• WHAT YOU WILL DO
From the data that follows, report how many lines hold the string "JSON", giving only the number.
--- START ---
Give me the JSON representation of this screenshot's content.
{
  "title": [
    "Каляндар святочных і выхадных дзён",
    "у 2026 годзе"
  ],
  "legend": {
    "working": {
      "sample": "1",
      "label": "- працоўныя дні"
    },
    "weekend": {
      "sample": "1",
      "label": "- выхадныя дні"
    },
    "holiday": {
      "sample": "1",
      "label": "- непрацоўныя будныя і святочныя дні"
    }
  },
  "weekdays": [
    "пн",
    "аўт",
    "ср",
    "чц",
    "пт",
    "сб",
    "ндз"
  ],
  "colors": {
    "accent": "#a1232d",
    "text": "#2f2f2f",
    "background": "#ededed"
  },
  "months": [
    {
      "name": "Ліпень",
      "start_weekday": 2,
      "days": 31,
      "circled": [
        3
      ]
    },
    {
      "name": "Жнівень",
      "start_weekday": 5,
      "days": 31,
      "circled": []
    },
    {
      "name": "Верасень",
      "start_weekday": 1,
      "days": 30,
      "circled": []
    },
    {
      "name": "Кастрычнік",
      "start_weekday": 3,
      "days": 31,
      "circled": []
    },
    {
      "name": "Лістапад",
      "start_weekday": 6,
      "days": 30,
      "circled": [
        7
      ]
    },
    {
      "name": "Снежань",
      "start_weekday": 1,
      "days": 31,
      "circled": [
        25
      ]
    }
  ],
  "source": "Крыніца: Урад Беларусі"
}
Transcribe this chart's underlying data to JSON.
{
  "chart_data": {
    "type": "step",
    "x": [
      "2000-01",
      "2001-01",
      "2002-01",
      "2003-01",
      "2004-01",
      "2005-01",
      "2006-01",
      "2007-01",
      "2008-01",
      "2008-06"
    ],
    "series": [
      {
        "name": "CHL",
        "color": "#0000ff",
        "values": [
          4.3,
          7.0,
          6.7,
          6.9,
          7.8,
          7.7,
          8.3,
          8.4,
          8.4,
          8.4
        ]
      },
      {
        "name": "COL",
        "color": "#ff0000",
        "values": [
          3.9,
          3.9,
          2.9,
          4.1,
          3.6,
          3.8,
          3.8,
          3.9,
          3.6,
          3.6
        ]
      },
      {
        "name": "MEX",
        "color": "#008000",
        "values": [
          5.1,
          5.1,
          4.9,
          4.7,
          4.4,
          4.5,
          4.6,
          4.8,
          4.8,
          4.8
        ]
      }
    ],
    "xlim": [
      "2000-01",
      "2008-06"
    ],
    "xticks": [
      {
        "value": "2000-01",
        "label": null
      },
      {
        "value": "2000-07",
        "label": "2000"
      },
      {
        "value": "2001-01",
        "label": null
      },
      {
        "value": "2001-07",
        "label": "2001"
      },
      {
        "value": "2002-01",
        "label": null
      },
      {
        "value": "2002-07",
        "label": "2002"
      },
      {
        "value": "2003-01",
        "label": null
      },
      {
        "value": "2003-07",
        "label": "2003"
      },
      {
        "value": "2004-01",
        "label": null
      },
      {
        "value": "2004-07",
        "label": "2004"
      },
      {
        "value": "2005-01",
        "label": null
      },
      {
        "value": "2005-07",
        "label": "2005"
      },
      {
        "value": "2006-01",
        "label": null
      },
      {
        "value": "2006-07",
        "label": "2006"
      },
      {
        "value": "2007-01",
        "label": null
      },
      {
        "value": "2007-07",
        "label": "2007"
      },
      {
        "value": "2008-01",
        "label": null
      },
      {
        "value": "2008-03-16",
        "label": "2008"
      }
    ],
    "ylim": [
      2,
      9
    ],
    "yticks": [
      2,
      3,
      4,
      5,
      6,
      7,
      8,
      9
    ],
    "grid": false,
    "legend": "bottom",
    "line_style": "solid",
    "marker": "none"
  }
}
--- END ---
• ANSWER FOR THIS EXERCISE
2